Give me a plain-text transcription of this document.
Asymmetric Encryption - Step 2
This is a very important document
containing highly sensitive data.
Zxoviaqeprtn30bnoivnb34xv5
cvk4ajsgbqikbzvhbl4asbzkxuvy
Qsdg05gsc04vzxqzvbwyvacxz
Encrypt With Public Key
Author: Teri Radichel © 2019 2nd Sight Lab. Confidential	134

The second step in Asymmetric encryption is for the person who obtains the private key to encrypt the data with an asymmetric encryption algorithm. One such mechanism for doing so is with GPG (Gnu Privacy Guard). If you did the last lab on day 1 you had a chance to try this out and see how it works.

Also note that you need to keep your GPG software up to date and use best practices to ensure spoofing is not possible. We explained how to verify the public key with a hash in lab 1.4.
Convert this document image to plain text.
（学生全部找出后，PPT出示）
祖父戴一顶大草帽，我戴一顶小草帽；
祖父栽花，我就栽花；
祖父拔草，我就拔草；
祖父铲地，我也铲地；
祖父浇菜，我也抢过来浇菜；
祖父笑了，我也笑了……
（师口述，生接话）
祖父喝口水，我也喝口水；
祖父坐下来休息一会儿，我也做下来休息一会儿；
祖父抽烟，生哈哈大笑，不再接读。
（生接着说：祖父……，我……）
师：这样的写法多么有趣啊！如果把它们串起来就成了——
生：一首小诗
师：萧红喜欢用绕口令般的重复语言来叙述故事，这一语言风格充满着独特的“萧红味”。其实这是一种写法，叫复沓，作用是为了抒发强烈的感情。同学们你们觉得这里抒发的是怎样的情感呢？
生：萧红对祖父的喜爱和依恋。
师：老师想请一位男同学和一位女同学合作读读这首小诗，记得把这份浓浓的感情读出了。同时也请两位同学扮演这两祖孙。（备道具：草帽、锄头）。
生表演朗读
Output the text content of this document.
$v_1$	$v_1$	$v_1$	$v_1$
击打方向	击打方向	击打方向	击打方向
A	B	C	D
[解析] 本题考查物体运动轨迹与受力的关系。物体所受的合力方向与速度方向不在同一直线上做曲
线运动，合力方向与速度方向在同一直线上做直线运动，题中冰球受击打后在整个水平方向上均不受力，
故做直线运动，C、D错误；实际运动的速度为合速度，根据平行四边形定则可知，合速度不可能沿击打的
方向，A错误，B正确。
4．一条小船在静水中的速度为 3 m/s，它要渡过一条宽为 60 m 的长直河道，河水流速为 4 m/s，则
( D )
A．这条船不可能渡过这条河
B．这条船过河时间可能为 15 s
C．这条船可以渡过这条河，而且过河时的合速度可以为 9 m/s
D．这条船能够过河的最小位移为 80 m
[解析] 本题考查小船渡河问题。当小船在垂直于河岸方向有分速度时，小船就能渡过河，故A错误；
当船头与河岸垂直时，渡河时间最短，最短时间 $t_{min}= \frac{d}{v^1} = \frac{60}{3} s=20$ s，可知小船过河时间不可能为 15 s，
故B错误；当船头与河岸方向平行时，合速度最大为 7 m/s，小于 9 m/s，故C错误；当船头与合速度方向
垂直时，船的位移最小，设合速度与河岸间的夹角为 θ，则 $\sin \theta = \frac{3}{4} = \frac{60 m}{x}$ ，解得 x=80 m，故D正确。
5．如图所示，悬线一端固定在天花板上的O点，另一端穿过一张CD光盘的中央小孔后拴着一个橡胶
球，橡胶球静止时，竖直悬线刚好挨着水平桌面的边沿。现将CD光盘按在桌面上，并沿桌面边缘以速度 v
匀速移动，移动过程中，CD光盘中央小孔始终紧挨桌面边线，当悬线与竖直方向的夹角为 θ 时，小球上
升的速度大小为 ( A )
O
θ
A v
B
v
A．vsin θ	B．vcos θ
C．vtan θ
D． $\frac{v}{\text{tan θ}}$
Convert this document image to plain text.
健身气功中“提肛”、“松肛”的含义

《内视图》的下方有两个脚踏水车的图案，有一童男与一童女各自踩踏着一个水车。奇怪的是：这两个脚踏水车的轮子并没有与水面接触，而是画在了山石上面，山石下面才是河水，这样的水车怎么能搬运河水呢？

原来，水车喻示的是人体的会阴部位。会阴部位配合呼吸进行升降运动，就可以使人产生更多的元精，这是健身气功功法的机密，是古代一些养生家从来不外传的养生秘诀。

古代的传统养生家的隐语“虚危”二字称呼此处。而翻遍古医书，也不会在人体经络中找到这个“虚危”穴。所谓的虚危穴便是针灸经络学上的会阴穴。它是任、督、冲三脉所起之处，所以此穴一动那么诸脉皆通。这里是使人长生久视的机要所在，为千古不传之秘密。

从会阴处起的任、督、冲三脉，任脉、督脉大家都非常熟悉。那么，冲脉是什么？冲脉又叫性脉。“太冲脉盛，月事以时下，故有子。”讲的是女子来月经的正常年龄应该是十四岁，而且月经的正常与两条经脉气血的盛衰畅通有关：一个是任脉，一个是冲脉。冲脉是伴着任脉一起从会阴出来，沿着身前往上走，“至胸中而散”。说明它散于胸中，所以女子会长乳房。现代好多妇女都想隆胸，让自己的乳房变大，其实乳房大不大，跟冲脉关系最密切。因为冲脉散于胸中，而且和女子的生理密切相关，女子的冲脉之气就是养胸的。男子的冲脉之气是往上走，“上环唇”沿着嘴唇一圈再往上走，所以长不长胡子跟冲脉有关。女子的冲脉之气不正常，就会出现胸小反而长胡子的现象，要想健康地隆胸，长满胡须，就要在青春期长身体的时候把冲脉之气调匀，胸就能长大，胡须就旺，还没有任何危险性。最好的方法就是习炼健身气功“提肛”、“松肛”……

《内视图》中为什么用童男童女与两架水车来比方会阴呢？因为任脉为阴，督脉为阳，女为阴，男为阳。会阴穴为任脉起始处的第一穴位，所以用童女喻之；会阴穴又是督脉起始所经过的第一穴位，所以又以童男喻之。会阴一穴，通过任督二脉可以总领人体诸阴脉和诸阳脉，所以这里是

_ _ _ _ _ _ _

To do. Look through the entries above and report the number of lines that contain "document". Write only the number.

Expected output. 5